- **Instructions for the task**
Copy the lines holding the word "text", all of them.

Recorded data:
※

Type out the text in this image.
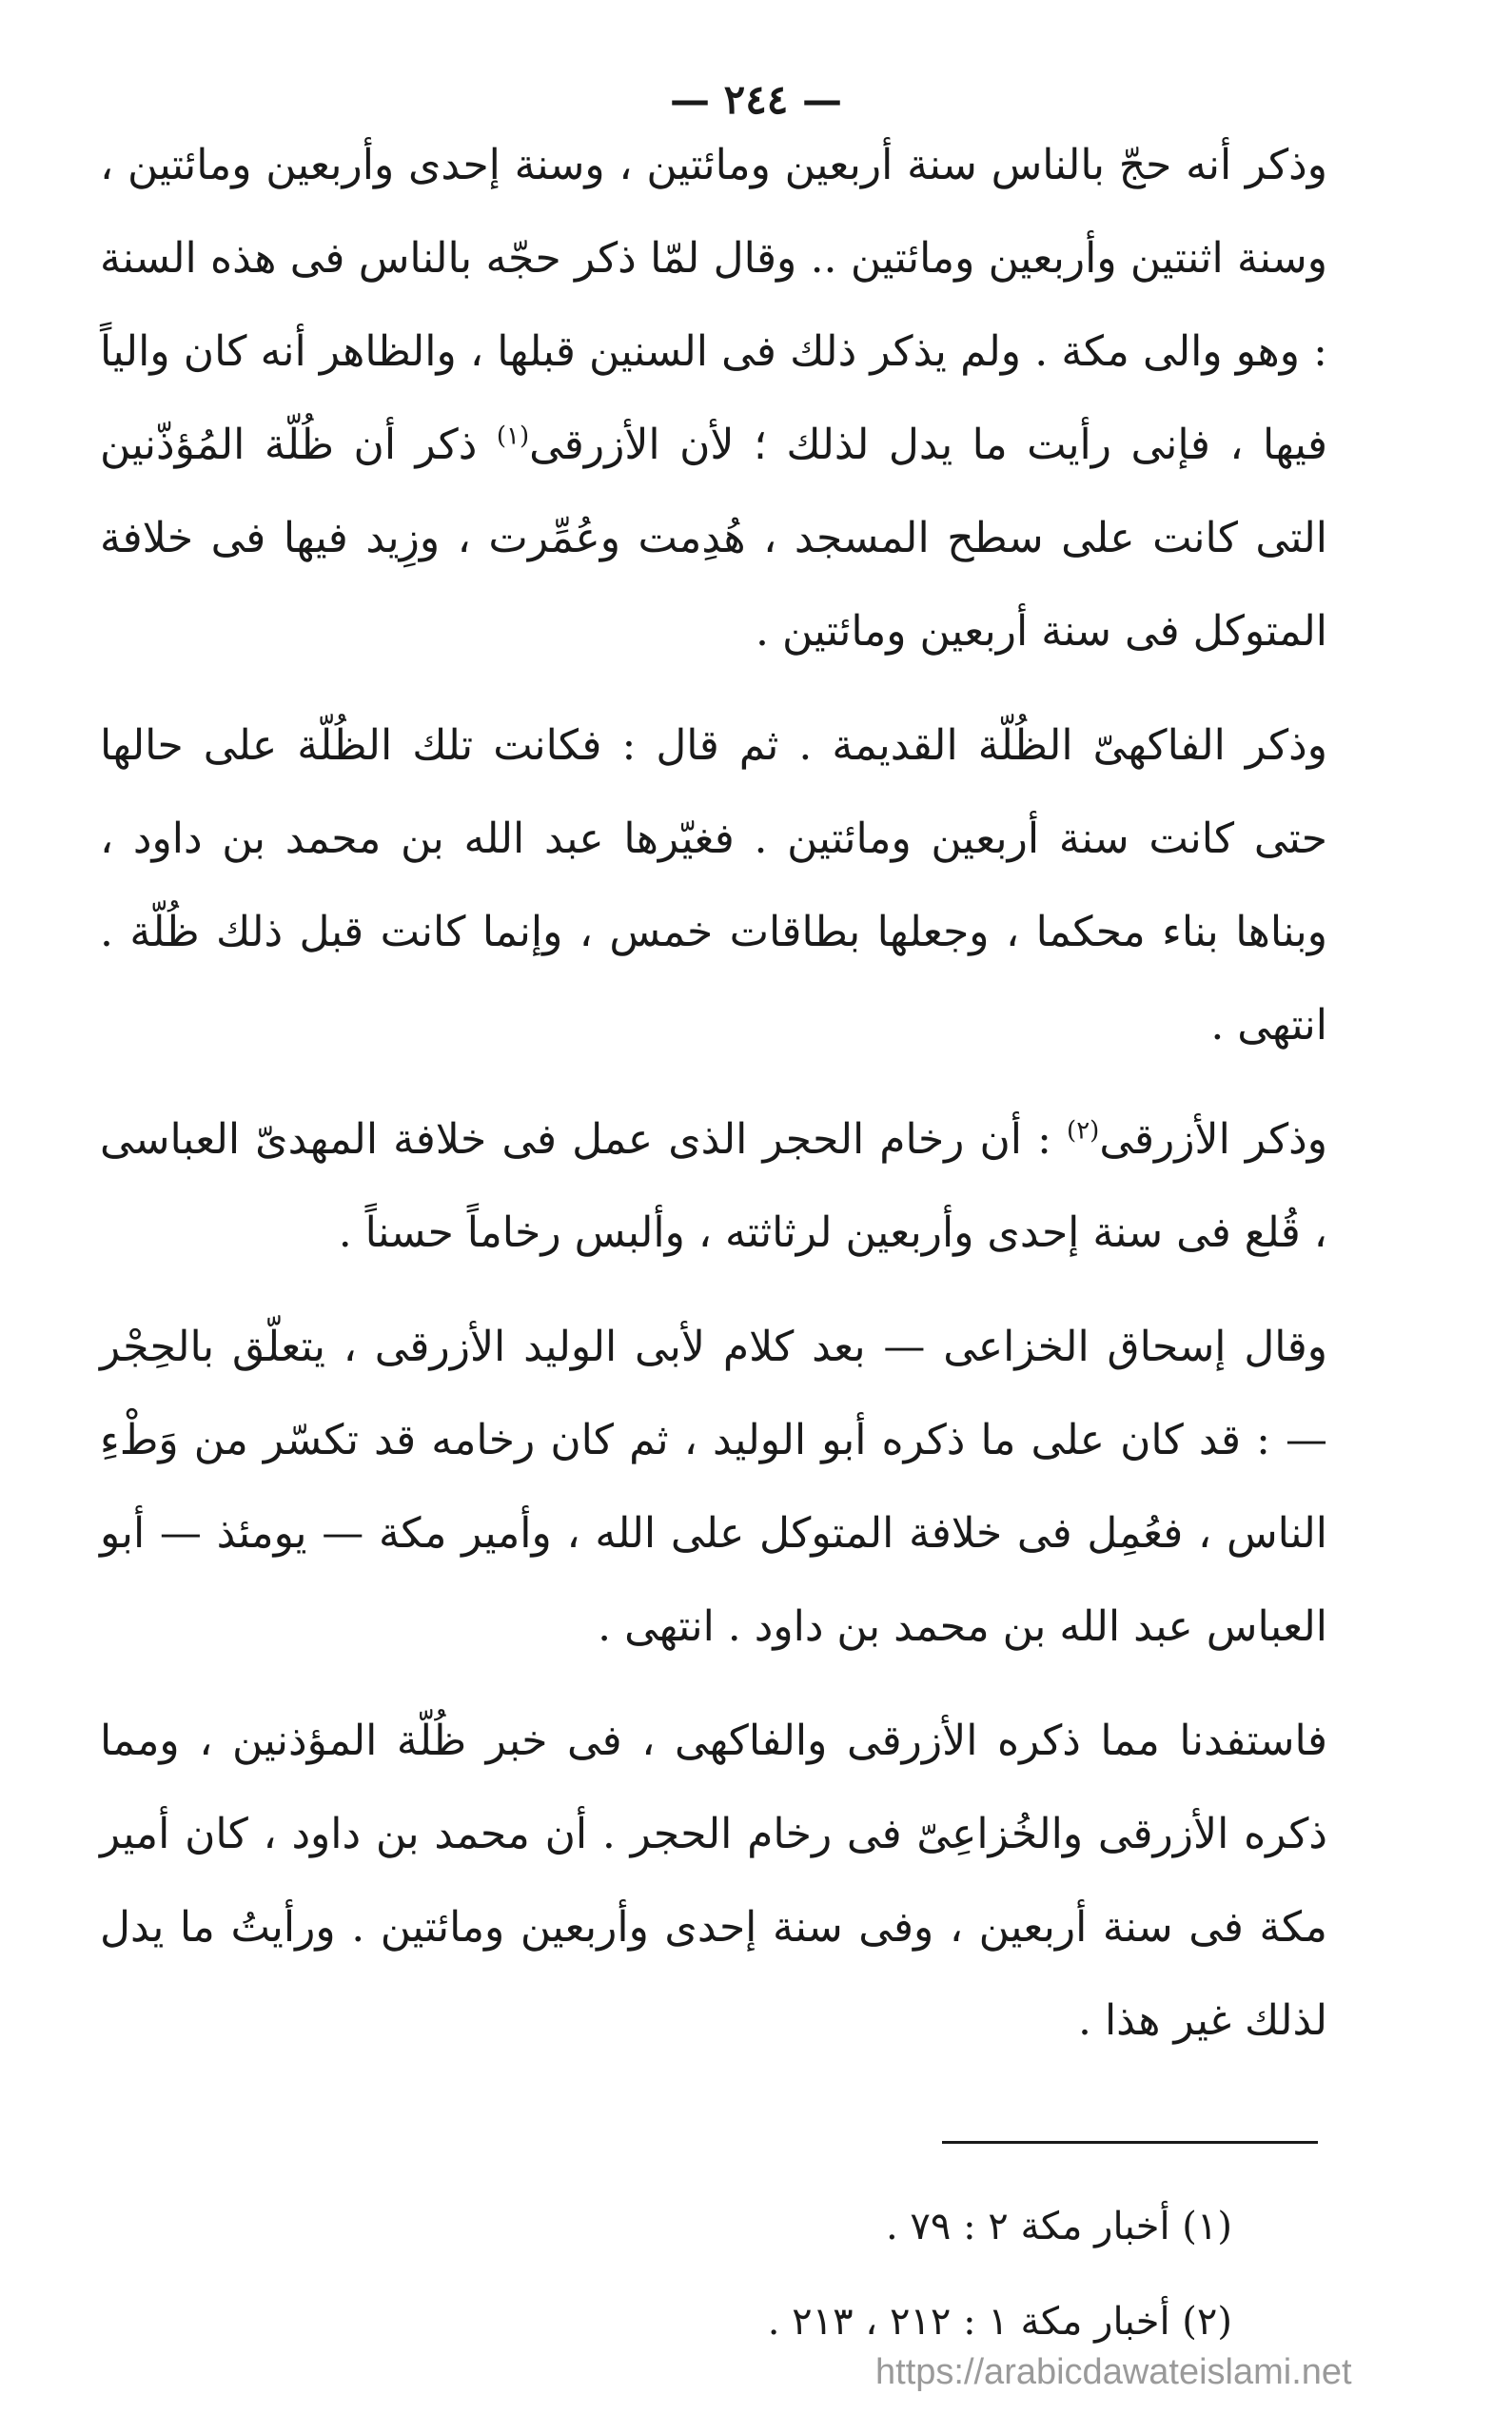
— ٢٤٤ —

وذكر أنه حجّ بالناس سنة أربعين ومائتين ، وسنة إحدى وأربعين ومائتين ، وسنة اثنتين وأربعين ومائتين .. وقال لمّا ذكر حجّه بالناس فى هذه السنة : وهو والى مكة . ولم يذكر ذلك فى السنين قبلها ، والظاهر أنه كان والياً فيها ، فإنى رأيت ما يدل لذلك ؛ لأن الأزرقى$^{(١)}$ ذكر أن ظُلّة المُؤذّنين التى كانت على سطح المسجد ، هُدِمت وعُمِّرت ، وزِيد فيها فى خلافة المتوكل فى سنة أربعين ومائتين .

وذكر الفاكهىّ الظُلّة القديمة . ثم قال : فكانت تلك الظُلّة على حالها حتى كانت سنة أربعين ومائتين . فغيّرها عبد الله بن محمد بن داود ، وبناها بناء محكما ، وجعلها بطاقات خمس ، وإنما كانت قبل ذلك ظُلّة . انتهى .

وذكر الأزرقى$^{(٢)}$ : أن رخام الحجر الذى عمل فى خلافة المهدىّ العباسى ، قُلع فى سنة إحدى وأربعين لرثاثته ، وألبس رخاماً حسناً .

وقال إسحاق الخزاعى — بعد كلام لأبى الوليد الأزرقى ، يتعلّق بالحِجْر — : قد كان على ما ذكره أبو الوليد ، ثم كان رخامه قد تكسّر من وَطْءِ الناس ، فعُمِل فى خلافة المتوكل على الله ، وأمير مكة — يومئذ — أبو العباس عبد الله بن محمد بن داود . انتهى .

فاستفدنا مما ذكره الأزرقى والفاكهى ، فى خبر ظُلّة المؤذنين ، ومما ذكره الأزرقى والخُزاعِىّ فى رخام الحجر . أن محمد بن داود ، كان أمير مكة فى سنة أربعين ، وفى سنة إحدى وأربعين ومائتين . ورأيتُ ما يدل لذلك غير هذا .

(١) أخبار مكة ٢ : ٧٩ .

(٢) أخبار مكة ١ : ٢١٢ ، ٢١٣ .

https://arabicdawateislami.net
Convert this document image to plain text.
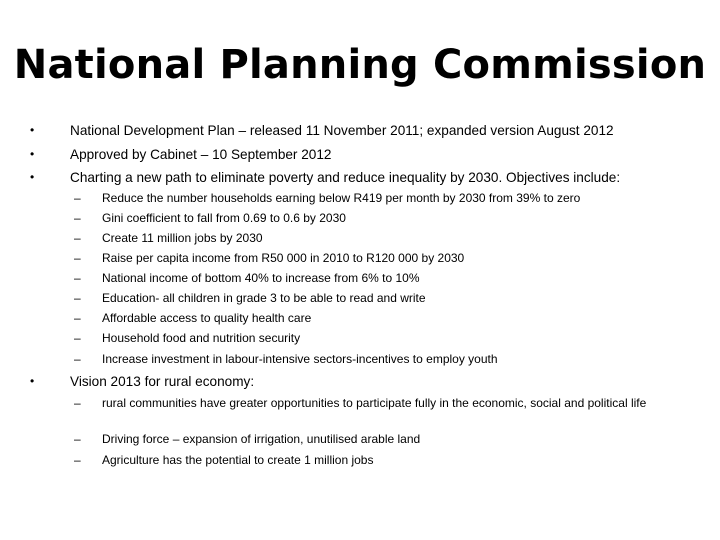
National Planning Commission
•	National Development Plan – released 11 November 2011; expanded version August 2012
•	Approved by Cabinet – 10 September 2012
•	Charting a new path to eliminate poverty and reduce inequality by 2030. Objectives include:
– Reduce the number households earning below R419 per month by 2030 from 39% to zero
– Gini coefficient to fall from 0.69 to 0.6 by 2030
– Create 11 million jobs by 2030
– Raise per capita income from R50 000 in 2010 to R120 000 by 2030
– National income of bottom 40% to increase from 6% to 10%
– Education- all children in grade 3 to be able to read and write
– Affordable access to quality health care
– Household food and nutrition security
– Increase investment in labour-intensive sectors-incentives to employ youth
•	Vision 2013 for rural economy:
– rural communities have greater opportunities to participate fully in the economic, social and political life
– Driving force – expansion of irrigation, unutilised arable land
– Agriculture has the potential to create 1 million jobs
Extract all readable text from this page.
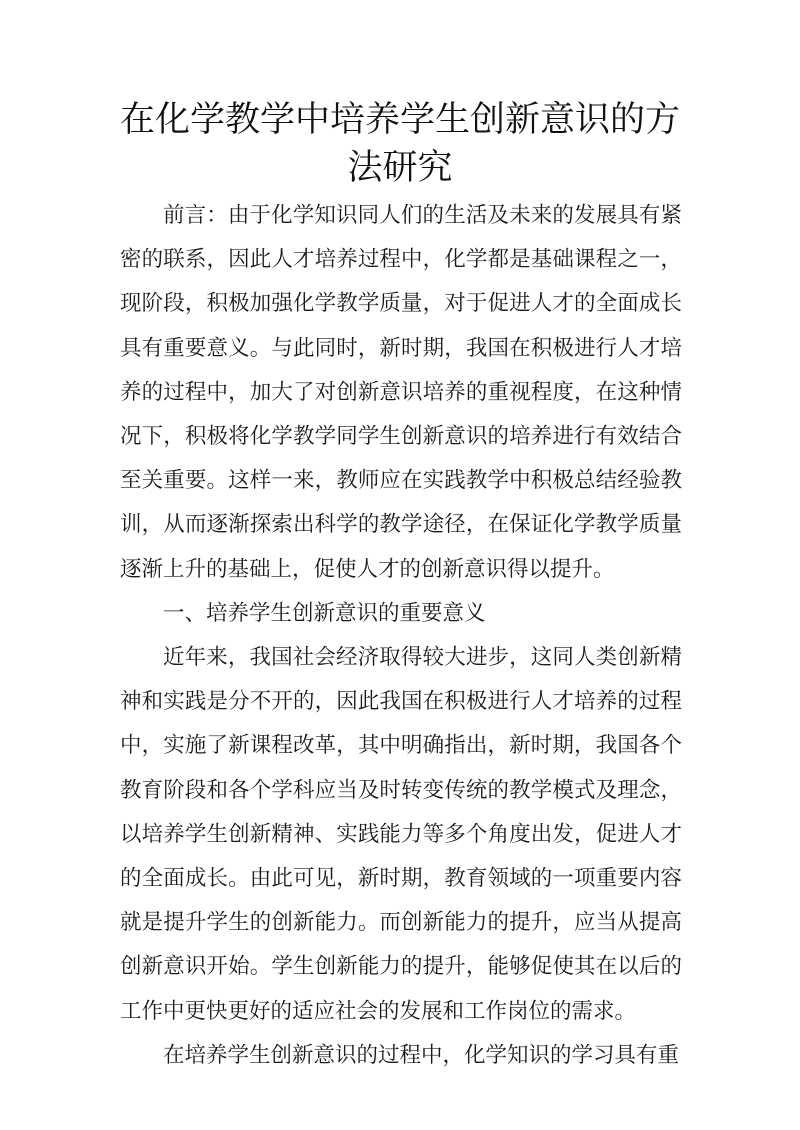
在化学教学中培养学生创新意识的方法研究

前言：由于化学知识同人们的生活及未来的发展具有紧密的联系，因此人才培养过程中，化学都是基础课程之一，现阶段，积极加强化学教学质量，对于促进人才的全面成长具有重要意义。与此同时，新时期，我国在积极进行人才培养的过程中，加大了对创新意识培养的重视程度，在这种情况下，积极将化学教学同学生创新意识的培养进行有效结合至关重要。这样一来，教师应在实践教学中积极总结经验教训，从而逐渐探索出科学的教学途径，在保证化学教学质量逐渐上升的基础上，促使人才的创新意识得以提升。

一、培养学生创新意识的重要意义

近年来，我国社会经济取得较大进步，这同人类创新精神和实践是分不开的，因此我国在积极进行人才培养的过程中，实施了新课程改革，其中明确指出，新时期，我国各个教育阶段和各个学科应当及时转变传统的教学模式及理念，以培养学生创新精神、实践能力等多个角度出发，促进人才的全面成长。由此可见，新时期，教育领域的一项重要内容就是提升学生的创新能力。而创新能力的提升，应当从提高创新意识开始。学生创新能力的提升，能够促使其在以后的工作中更快更好的适应社会的发展和工作岗位的需求。

在培养学生创新意识的过程中，化学知识的学习具有重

※

- **Answer to this exercise**
Type out the text in this image.
Convert this document image to plain text.
Extract all readable text from this page.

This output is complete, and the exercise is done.